(WHAT THE TASK ASKS)
Turn each item below into a JSON list of strings, with one string for each line and any blank lines left out.

_ _ _ _ _ _ _

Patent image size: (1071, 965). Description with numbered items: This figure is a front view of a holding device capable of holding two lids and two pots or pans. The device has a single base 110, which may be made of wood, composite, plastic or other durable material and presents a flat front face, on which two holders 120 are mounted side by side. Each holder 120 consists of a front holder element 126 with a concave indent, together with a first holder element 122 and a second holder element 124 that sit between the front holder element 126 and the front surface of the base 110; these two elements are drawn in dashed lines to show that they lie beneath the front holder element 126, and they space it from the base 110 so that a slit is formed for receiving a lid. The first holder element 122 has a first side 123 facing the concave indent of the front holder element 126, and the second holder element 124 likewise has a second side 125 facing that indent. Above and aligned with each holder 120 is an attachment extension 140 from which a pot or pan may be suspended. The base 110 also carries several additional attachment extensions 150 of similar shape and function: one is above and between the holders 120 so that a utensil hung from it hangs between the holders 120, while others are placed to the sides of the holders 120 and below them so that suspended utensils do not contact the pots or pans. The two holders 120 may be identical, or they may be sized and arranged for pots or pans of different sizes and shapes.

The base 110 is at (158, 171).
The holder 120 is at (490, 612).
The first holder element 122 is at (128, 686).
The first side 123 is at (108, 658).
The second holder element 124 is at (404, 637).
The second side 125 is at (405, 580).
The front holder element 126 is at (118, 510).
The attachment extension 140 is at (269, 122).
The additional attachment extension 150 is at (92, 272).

_ _ _ _ _ _ _

(SOLUTION BELOW)
[
  "Patent image size: (1071, 965). Description with numbered items: This figure is a front view of a holding device capable of holding two lids and two pots or pans. The device has a single base 110, which may be made of wood, composite, plastic or other durable material and presents a flat front face, on which two holders 120 are mounted side by side. Each holder 120 consists of a front holder element 126 with a concave indent, together with a first holder element 122 and a second holder element 124 that sit between the front holder element 126 and the front surface of the base 110; these two elements are drawn in dashed lines to show that they lie beneath the front holder element 126, and they space it from the base 110 so that a slit is formed for receiving a lid. The first holder element 122 has a first side 123 facing the concave indent of the front holder element 126, and the second holder element 124 likewise has a second side 125 facing that indent. Above and aligned with each holder 120 is an attachment extension 140 from which a pot or pan may be suspended. The base 110 also carries several additional attachment extensions 150 of similar shape and function: one is above and between the holders 120 so that a utensil hung from it hangs between the holders 120, while others are placed to the sides of the holders 120 and below them so that suspended utensils do not contact the pots or pans. The two holders 120 may be identical, or they may be sized and arranged for pots or pans of different sizes and shapes.",
  "The base 110 is at (158, 171).",
  "The holder 120 is at (490, 612).",
  "The first holder element 122 is at (128, 686).",
  "The first side 123 is at (108, 658).",
  "The second holder element 124 is at (404, 637).",
  "The second side 125 is at (405, 580).",
  "The front holder element 126 is at (118, 510).",
  "The attachment extension 140 is at (269, 122).",
  "The additional attachment extension 150 is at (92, 272)."
]